**Data in this exercise**
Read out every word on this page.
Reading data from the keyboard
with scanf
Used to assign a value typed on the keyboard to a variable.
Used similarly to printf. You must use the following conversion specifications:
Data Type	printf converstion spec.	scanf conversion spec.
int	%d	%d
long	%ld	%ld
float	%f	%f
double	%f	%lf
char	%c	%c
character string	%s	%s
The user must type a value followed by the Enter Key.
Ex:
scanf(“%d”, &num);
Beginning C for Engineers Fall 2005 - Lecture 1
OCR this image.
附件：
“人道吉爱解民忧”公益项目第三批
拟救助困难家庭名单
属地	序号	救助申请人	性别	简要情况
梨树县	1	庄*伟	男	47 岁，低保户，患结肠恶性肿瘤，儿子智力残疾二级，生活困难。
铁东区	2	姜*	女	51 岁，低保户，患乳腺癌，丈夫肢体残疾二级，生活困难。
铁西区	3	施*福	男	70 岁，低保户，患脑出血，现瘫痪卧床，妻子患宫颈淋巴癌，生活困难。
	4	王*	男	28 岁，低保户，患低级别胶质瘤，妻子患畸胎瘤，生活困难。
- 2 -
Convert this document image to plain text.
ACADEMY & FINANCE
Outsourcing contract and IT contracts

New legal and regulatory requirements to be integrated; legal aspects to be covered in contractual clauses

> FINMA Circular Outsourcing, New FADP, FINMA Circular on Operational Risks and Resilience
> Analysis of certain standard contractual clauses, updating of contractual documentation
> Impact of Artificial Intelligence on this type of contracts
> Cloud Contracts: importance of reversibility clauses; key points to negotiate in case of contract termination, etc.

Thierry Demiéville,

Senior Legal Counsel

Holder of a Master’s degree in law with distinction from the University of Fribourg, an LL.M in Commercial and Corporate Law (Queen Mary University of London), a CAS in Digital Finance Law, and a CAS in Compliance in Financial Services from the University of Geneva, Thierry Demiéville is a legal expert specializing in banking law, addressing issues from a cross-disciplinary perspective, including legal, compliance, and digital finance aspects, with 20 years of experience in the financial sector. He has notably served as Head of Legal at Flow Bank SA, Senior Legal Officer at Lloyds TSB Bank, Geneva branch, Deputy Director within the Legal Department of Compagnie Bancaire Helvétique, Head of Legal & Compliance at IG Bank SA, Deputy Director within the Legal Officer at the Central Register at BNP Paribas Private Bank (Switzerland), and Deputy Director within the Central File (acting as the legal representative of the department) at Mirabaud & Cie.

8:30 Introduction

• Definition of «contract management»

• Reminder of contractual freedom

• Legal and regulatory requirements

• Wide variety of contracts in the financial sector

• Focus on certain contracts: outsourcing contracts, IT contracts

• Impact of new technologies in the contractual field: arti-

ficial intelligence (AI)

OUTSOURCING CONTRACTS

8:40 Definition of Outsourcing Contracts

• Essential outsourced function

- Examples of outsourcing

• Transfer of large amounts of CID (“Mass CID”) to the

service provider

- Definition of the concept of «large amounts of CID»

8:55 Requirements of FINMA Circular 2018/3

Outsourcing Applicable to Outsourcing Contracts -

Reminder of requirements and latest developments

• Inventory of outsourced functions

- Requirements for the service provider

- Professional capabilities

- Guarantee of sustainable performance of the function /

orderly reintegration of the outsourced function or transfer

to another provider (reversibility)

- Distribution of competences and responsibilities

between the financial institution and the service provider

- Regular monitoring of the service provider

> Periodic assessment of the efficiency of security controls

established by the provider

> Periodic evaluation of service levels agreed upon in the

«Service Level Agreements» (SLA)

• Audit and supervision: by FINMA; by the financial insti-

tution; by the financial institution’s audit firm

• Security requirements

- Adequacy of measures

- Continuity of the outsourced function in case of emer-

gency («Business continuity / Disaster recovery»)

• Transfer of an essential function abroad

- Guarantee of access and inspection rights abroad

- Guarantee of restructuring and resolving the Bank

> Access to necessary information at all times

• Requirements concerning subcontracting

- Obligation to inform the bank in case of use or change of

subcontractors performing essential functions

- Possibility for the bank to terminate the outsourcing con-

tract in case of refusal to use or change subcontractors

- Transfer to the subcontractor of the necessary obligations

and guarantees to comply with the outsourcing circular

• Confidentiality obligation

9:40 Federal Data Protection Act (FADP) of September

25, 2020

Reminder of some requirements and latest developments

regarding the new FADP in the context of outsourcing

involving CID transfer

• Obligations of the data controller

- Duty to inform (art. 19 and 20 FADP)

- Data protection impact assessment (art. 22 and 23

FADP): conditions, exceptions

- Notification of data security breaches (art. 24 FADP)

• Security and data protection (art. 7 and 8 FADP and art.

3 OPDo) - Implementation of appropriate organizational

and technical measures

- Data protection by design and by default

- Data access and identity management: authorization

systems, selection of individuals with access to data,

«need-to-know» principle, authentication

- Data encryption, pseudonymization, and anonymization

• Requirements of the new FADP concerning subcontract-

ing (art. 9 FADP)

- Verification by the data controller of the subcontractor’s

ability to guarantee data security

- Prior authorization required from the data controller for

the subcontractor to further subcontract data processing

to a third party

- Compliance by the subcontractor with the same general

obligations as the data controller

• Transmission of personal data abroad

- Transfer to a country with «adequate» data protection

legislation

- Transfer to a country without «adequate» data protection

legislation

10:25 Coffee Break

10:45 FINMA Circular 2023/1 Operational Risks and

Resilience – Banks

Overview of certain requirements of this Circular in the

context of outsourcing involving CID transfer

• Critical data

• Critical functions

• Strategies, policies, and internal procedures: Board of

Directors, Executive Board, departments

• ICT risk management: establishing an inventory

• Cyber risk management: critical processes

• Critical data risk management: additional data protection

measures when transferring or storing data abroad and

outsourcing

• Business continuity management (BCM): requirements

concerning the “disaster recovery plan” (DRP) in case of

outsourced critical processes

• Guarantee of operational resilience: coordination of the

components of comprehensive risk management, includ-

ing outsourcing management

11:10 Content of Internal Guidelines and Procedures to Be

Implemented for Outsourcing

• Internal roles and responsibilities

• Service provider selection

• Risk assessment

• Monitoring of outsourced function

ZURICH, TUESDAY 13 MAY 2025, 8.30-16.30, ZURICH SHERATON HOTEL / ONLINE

**Exercise**
Check every line for "FINMA" and show the ones that have it.

**The output**
> FINMA Circular Outsourcing, New FADP, FINMA Circular on Operational Risks and Resilience
8:55 Requirements of FINMA Circular 2018/3
• Audit and supervision: by FINMA; by the financial insti-
10:45 FINMA Circular 2023/1 Operational Risks and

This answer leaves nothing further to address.